Short task:
Reply only with how many lines contain the word "Faux".
___ Exercise input ___
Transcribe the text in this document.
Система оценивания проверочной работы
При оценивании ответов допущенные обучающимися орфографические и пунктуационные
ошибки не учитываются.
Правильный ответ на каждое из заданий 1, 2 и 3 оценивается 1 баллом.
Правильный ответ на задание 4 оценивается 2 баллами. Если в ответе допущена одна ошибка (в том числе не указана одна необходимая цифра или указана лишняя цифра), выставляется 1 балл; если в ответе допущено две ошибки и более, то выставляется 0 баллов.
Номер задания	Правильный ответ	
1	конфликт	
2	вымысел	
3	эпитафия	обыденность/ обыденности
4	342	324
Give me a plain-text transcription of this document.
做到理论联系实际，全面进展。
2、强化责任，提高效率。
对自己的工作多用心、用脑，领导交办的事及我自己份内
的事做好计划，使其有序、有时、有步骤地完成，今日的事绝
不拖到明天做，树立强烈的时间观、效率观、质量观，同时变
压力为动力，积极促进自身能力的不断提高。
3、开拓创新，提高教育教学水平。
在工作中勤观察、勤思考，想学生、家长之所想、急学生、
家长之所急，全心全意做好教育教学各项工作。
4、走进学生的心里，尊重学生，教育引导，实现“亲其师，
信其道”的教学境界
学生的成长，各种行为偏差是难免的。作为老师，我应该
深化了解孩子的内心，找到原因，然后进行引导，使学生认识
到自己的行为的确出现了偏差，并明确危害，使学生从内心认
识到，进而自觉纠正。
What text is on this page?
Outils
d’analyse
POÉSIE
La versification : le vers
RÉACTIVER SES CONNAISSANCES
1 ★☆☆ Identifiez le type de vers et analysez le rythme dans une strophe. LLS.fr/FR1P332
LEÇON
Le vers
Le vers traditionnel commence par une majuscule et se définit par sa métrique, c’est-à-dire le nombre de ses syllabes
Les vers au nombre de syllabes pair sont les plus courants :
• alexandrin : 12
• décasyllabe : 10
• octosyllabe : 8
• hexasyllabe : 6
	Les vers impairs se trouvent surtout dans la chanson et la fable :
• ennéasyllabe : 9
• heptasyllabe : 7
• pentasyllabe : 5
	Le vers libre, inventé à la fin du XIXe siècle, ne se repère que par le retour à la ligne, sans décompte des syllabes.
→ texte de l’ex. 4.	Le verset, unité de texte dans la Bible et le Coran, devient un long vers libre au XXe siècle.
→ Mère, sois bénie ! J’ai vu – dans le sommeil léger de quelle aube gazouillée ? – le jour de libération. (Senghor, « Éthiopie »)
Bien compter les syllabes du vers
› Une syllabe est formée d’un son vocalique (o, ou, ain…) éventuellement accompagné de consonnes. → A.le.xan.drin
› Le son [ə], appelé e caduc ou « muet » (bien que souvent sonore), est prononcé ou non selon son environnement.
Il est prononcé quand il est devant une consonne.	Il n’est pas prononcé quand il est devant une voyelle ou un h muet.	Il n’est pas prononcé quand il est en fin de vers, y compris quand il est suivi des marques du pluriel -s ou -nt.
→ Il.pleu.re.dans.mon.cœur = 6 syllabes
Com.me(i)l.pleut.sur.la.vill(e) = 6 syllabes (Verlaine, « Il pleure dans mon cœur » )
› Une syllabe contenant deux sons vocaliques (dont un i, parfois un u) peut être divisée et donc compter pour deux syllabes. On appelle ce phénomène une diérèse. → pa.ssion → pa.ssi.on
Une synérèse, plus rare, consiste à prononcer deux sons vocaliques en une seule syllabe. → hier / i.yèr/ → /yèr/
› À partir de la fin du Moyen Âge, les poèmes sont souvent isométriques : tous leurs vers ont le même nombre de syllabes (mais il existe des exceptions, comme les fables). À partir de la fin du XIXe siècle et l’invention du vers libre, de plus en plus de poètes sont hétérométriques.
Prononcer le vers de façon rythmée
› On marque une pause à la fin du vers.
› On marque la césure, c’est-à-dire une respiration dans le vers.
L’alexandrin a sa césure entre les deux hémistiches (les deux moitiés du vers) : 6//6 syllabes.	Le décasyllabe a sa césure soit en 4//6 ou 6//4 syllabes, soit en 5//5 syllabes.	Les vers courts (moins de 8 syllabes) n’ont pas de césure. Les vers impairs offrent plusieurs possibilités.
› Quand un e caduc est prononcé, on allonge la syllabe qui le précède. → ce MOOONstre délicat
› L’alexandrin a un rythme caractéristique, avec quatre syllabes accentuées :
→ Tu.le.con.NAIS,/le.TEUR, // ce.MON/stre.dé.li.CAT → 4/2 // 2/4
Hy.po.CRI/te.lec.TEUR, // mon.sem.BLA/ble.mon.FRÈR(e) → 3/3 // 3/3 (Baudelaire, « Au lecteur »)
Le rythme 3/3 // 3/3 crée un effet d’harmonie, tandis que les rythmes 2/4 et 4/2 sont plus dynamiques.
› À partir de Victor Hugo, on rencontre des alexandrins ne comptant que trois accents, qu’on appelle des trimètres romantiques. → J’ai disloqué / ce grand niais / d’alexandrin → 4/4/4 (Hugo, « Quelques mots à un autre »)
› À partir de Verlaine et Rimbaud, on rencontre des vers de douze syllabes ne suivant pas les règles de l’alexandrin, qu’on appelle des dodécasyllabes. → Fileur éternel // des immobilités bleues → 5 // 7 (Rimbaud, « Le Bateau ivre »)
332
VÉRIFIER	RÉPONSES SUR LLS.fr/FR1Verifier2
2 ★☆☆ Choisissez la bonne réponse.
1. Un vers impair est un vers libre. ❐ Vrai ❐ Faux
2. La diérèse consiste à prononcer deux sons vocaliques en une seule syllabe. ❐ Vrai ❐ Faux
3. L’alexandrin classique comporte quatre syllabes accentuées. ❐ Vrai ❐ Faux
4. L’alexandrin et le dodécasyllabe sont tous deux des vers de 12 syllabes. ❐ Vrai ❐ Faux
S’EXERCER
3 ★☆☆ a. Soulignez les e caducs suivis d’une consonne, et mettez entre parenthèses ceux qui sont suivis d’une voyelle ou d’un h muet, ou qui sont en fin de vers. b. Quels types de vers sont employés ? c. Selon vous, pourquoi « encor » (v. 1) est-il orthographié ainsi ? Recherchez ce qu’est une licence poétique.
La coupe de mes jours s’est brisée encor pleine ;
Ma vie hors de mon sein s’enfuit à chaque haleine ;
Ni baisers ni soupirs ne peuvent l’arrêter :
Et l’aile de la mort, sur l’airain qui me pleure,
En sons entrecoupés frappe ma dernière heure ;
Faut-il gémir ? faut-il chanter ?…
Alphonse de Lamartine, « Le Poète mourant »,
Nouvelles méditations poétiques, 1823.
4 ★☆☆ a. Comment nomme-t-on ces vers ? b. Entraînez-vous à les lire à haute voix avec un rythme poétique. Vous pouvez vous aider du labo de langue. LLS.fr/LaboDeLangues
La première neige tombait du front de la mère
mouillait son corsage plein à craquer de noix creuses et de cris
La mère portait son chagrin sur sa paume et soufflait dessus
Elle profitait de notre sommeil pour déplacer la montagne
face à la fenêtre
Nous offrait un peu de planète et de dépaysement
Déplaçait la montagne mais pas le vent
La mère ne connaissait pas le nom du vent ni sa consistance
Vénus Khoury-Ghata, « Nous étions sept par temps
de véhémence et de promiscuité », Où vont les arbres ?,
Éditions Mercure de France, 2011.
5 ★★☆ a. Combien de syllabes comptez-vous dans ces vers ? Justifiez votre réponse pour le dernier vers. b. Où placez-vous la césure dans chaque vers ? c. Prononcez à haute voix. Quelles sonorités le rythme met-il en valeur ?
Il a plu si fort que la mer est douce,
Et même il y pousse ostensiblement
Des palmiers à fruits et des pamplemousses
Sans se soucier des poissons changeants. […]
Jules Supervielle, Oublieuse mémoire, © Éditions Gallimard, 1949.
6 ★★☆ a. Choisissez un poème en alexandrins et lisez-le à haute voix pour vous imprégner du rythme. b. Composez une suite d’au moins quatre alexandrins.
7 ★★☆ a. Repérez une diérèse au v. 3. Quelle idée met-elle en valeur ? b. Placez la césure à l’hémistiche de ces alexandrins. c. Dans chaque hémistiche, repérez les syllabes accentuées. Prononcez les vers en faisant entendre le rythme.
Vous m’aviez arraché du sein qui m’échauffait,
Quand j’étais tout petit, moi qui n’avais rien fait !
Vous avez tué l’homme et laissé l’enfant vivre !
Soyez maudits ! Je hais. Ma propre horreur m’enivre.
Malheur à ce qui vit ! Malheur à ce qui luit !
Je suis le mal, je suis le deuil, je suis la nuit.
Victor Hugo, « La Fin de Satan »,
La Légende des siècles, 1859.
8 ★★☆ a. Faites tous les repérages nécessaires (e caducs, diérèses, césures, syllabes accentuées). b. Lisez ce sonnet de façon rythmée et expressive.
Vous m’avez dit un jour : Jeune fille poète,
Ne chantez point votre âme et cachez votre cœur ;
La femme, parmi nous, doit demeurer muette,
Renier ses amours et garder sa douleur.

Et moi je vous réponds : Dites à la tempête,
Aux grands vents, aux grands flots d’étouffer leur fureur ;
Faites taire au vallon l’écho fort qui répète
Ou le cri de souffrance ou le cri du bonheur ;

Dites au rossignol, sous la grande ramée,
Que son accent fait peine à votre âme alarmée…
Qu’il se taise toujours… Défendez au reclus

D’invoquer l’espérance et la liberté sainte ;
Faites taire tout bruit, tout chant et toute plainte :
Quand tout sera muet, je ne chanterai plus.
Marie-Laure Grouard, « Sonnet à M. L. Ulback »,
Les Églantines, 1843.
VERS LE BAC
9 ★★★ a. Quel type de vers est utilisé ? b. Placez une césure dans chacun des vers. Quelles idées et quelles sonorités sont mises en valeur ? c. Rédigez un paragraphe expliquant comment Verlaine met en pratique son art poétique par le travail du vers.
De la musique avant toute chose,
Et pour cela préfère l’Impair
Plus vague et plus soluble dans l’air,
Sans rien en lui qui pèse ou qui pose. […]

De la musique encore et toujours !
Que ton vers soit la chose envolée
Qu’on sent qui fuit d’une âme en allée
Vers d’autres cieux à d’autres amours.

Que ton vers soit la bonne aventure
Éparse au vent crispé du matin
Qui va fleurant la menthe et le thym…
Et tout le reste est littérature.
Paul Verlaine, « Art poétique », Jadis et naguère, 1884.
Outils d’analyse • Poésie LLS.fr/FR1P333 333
___
Full solution:
4